• Data extracts:
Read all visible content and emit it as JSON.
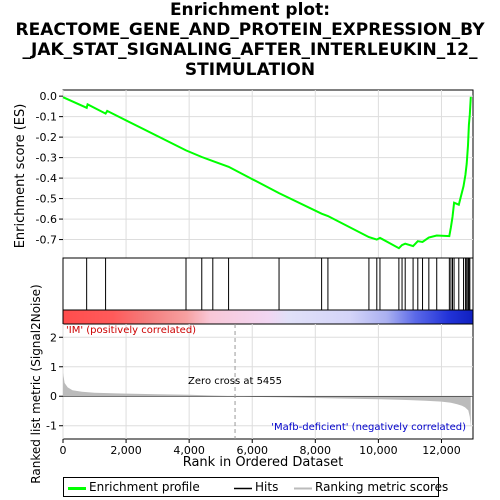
{
  "title_lines": [
    "Enrichment plot:",
    "REACTOME_GENE_AND_PROTEIN_EXPRESSION_BY",
    "_JAK_STAT_SIGNALING_AFTER_INTERLEUKIN_12_",
    "STIMULATION"
  ],
  "chart_data": {
    "type": "line",
    "title": "Enrichment plot: REACTOME_GENE_AND_PROTEIN_EXPRESSION_BY_JAK_STAT_SIGNALING_AFTER_INTERLEUKIN_12_STIMULATION",
    "xlabel": "Rank in Ordered Dataset",
    "ylabel_top": "Enrichment score (ES)",
    "ylabel_bottom": "Ranked list metric (Signal2Noise)",
    "xlim": [
      0,
      13000
    ],
    "x_ticks": [
      0,
      2000,
      4000,
      6000,
      8000,
      10000,
      12000
    ],
    "x_tick_labels": [
      "0",
      "2,000",
      "4,000",
      "6,000",
      "8,000",
      "10,000",
      "12,000"
    ],
    "es_ylim": [
      -0.79,
      0.03
    ],
    "es_ticks": [
      0.0,
      -0.1,
      -0.2,
      -0.3,
      -0.4,
      -0.5,
      -0.6,
      -0.7
    ],
    "es_tick_labels": [
      "0.0",
      "-0.1",
      "-0.2",
      "-0.3",
      "-0.4",
      "-0.5",
      "-0.6",
      "-0.7"
    ],
    "metric_ylim": [
      -1.45,
      2.45
    ],
    "metric_ticks": [
      2,
      1,
      0,
      -1
    ],
    "metric_tick_labels": [
      "2",
      "1",
      "0",
      "-1"
    ],
    "series": [
      {
        "name": "Enrichment profile",
        "color": "#00ff00",
        "x": [
          0,
          750,
          780,
          1350,
          1400,
          3900,
          4400,
          4750,
          5250,
          6850,
          8200,
          8400,
          9700,
          9950,
          10050,
          10650,
          10750,
          10850,
          11100,
          11250,
          11400,
          11600,
          11850,
          12250,
          12300,
          12350,
          12400,
          12550,
          12700,
          12760,
          12800,
          12840,
          12870,
          12900,
          12930
        ],
        "y": [
          -0.005,
          -0.057,
          -0.04,
          -0.085,
          -0.072,
          -0.265,
          -0.297,
          -0.317,
          -0.345,
          -0.473,
          -0.574,
          -0.585,
          -0.688,
          -0.7,
          -0.692,
          -0.742,
          -0.727,
          -0.72,
          -0.732,
          -0.708,
          -0.712,
          -0.69,
          -0.68,
          -0.683,
          -0.64,
          -0.59,
          -0.52,
          -0.53,
          -0.44,
          -0.385,
          -0.33,
          -0.24,
          -0.14,
          -0.09,
          -0.003
        ]
      }
    ],
    "hits": [
      750,
      1350,
      3900,
      4400,
      4750,
      5250,
      6850,
      8200,
      8400,
      9700,
      9950,
      10050,
      10650,
      10750,
      10850,
      11100,
      11250,
      11400,
      11600,
      11850,
      12250,
      12300,
      12350,
      12400,
      12550,
      12700,
      12760,
      12800,
      12840,
      12870,
      12900
    ],
    "metric_curve": {
      "x": [
        0,
        50,
        150,
        300,
        600,
        1000,
        2000,
        3000,
        4000,
        5000,
        5455,
        6000,
        7000,
        8000,
        9000,
        10000,
        11000,
        11500,
        12000,
        12300,
        12500,
        12650,
        12750,
        12850,
        12900,
        12930
      ],
      "y": [
        0.8,
        0.45,
        0.3,
        0.2,
        0.15,
        0.12,
        0.09,
        0.07,
        0.05,
        0.02,
        0.0,
        -0.02,
        -0.04,
        -0.06,
        -0.08,
        -0.1,
        -0.13,
        -0.15,
        -0.18,
        -0.22,
        -0.27,
        -0.32,
        -0.38,
        -0.48,
        -0.7,
        -1.05
      ]
    },
    "zero_cross": 5455,
    "legend": [
      "Enrichment profile",
      "Hits",
      "Ranking metric scores"
    ],
    "legend_position": "bottom"
  },
  "annotations": {
    "positive_label": "'IM' (positively correlated)",
    "negative_label": "'Mafb-deficient' (negatively correlated)",
    "zero_cross_label": "Zero cross at 5455",
    "positive_color": "#cc0000",
    "negative_color": "#0000cc"
  },
  "legend_items": {
    "profile": "Enrichment profile",
    "hits": "Hits",
    "ranking": "Ranking metric scores"
  },
  "colors": {
    "profile": "#00ff00",
    "hits": "#000000",
    "ranking": "#bbbbbb",
    "grid": "#dddddd"
  }
}
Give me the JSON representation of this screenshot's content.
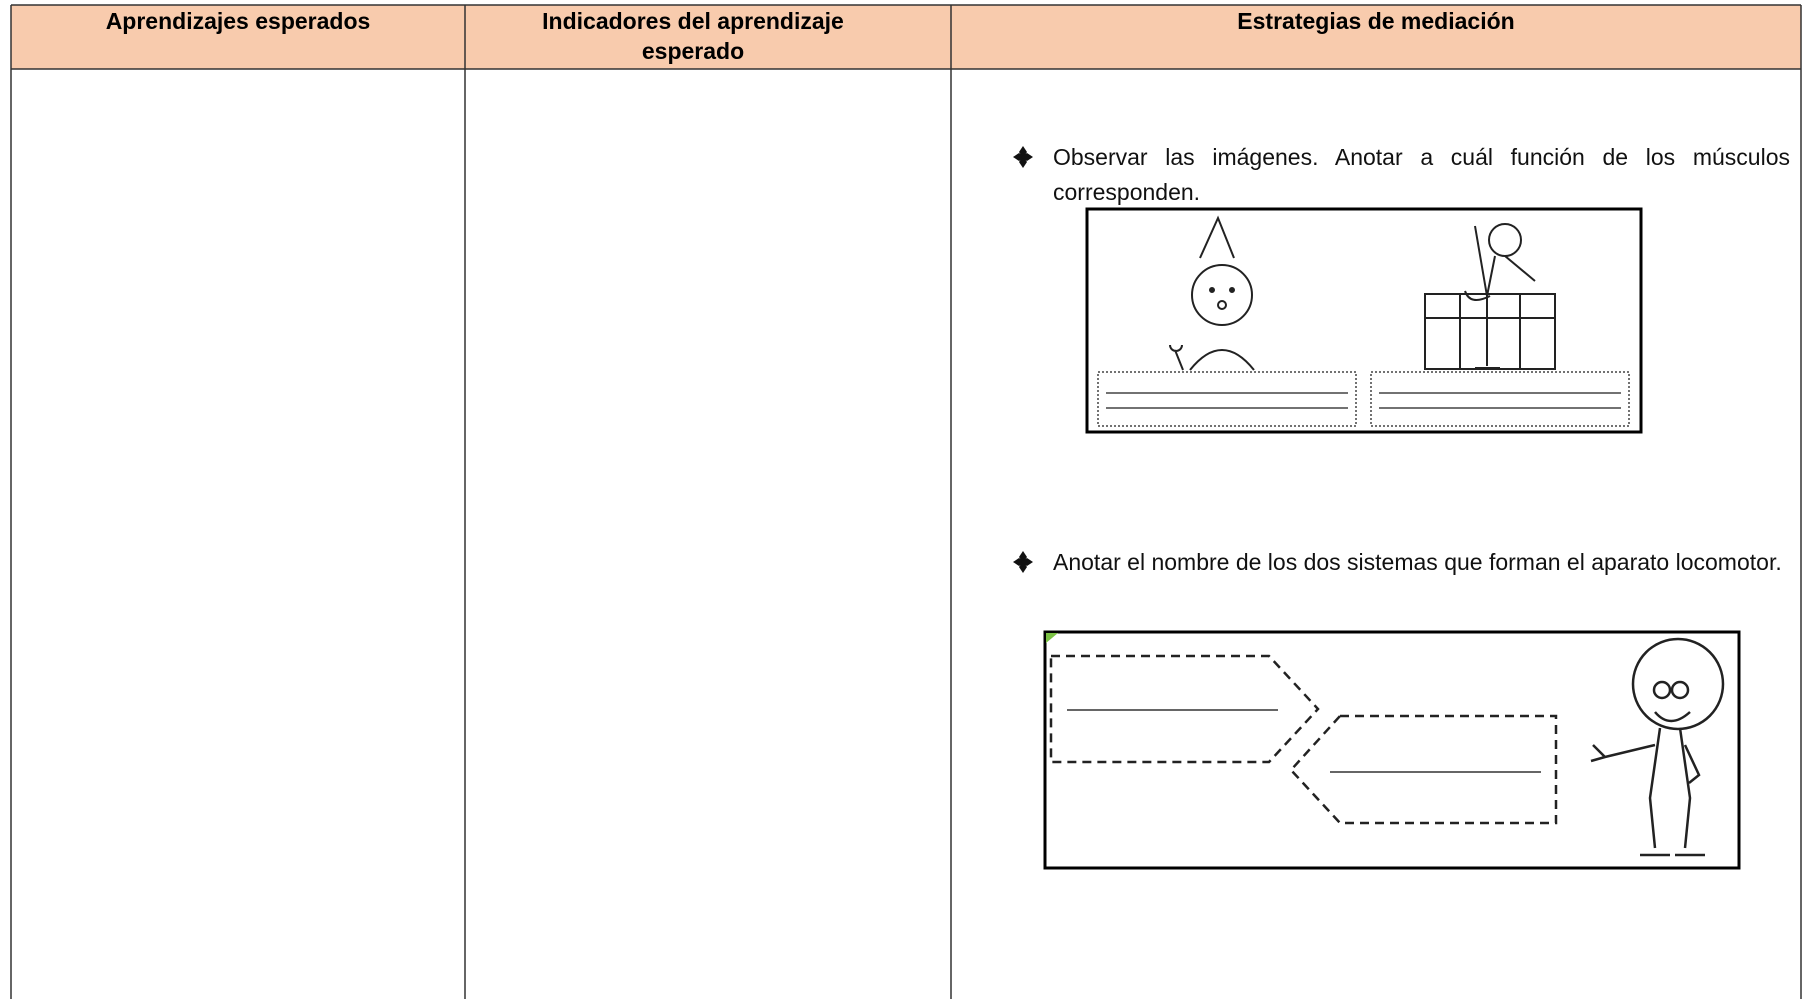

• Work order:
When repeating the listing, keep each line exact and exclude the pictures.

• Output for this task:
Read all visible content and emit it as JSON.
{
  "title_lines": [
    "Enrichment plot:",
    "REACTOME_GENE_AND_PROTEIN_EXPRESSION_BY",
    "_JAK_STAT_SIGNALING_AFTER_INTERLEUKIN_12_",
    "STIMULATION"
  ],
  "chart_data": {
    "type": "line",
    "title": "Enrichment plot: REACTOME_GENE_AND_PROTEIN_EXPRESSION_BY_JAK_STAT_SIGNALING_AFTER_INTERLEUKIN_12_STIMULATION",
    "xlabel": "Rank in Ordered Dataset",
    "ylabel_top": "Enrichment score (ES)",
    "ylabel_bottom": "Ranked list metric (Signal2Noise)",
    "xlim": [
      0,
      13000
    ],
    "x_ticks": [
      0,
      2000,
      4000,
      6000,
      8000,
      10000,
      12000
    ],
    "x_tick_labels": [
      "0",
      "2,000",
      "4,000",
      "6,000",
      "8,000",
      "10,000",
      "12,000"
    ],
    "es_ylim": [
      -0.79,
      0.03
    ],
    "es_ticks": [
      0.0,
      -0.1,
      -0.2,
      -0.3,
      -0.4,
      -0.5,
      -0.6,
      -0.7
    ],
    "es_tick_labels": [
      "0.0",
      "-0.1",
      "-0.2",
      "-0.3",
      "-0.4",
      "-0.5",
      "-0.6",
      "-0.7"
    ],
    "metric_ylim": [
      -1.45,
      2.45
    ],
    "metric_ticks": [
      2,
      1,
      0,
      -1
    ],
    "metric_tick_labels": [
      "2",
      "1",
      "0",
      "-1"
    ],
    "series": [
      {
        "name": "Enrichment profile",
        "color": "#00ff00",
        "x": [
          0,
          750,
          780,
          1350,
          1400,
          3900,
          4400,
          4750,
          5250,
          6850,
          8200,
          8400,
          9700,
          9950,
          10050,
          10650,
          10750,
          10850,
          11100,
          11250,
          11400,
          11600,
          11850,
          12250,
          12300,
          12350,
          12400,
          12550,
          12700,
          12760,
          12800,
          12840,
          12870,
          12900,
          12930
        ],
        "y": [
          -0.005,
          -0.057,
          -0.04,
          -0.085,
          -0.072,
          -0.265,
          -0.297,
          -0.317,
          -0.345,
          -0.473,
          -0.574,
          -0.585,
          -0.688,
          -0.7,
          -0.692,
          -0.742,
          -0.727,
          -0.72,
          -0.732,
          -0.708,
          -0.712,
          -0.69,
          -0.68,
          -0.683,
          -0.64,
          -0.59,
          -0.52,
          -0.53,
          -0.44,
          -0.385,
          -0.33,
          -0.24,
          -0.14,
          -0.09,
          -0.003
        ]
      }
    ],
    "hits": [
      750,
      1350,
      3900,
      4400,
      4750,
      5250,
      6850,
      8200,
      8400,
      9700,
      9950,
      10050,
      10650,
      10750,
      10850,
      11100,
      11250,
      11400,
      11600,
      11850,
      12250,
      12300,
      12350,
      12400,
      12550,
      12700,
      12760,
      12800,
      12840,
      12870,
      12900
    ],
    "metric_curve": {
      "x": [
        0,
        50,
        150,
        300,
        600,
        1000,
        2000,
        3000,
        4000,
        5000,
        5455,
        6000,
        7000,
        8000,
        9000,
        10000,
        11000,
        11500,
        12000,
        12300,
        12500,
        12650,
        12750,
        12850,
        12900,
        12930
      ],
      "y": [
        0.8,
        0.45,
        0.3,
        0.2,
        0.15,
        0.12,
        0.09,
        0.07,
        0.05,
        0.02,
        0.0,
        -0.02,
        -0.04,
        -0.06,
        -0.08,
        -0.1,
        -0.13,
        -0.15,
        -0.18,
        -0.22,
        -0.27,
        -0.32,
        -0.38,
        -0.48,
        -0.7,
        -1.05
      ]
    },
    "zero_cross": 5455,
    "legend": [
      "Enrichment profile",
      "Hits",
      "Ranking metric scores"
    ],
    "legend_position": "bottom"
  },
  "annotations": {
    "positive_label": "'IM' (positively correlated)",
    "negative_label": "'Mafb-deficient' (negatively correlated)",
    "zero_cross_label": "Zero cross at 5455",
    "positive_color": "#cc0000",
    "negative_color": "#0000cc"
  },
  "legend_items": {
    "profile": "Enrichment profile",
    "hits": "Hits",
    "ranking": "Ranking metric scores"
  },
  "colors": {
    "profile": "#00ff00",
    "hits": "#000000",
    "ranking": "#bbbbbb",
    "grid": "#dddddd"
  }
}
Give me the JSON representation of this screenshot's content.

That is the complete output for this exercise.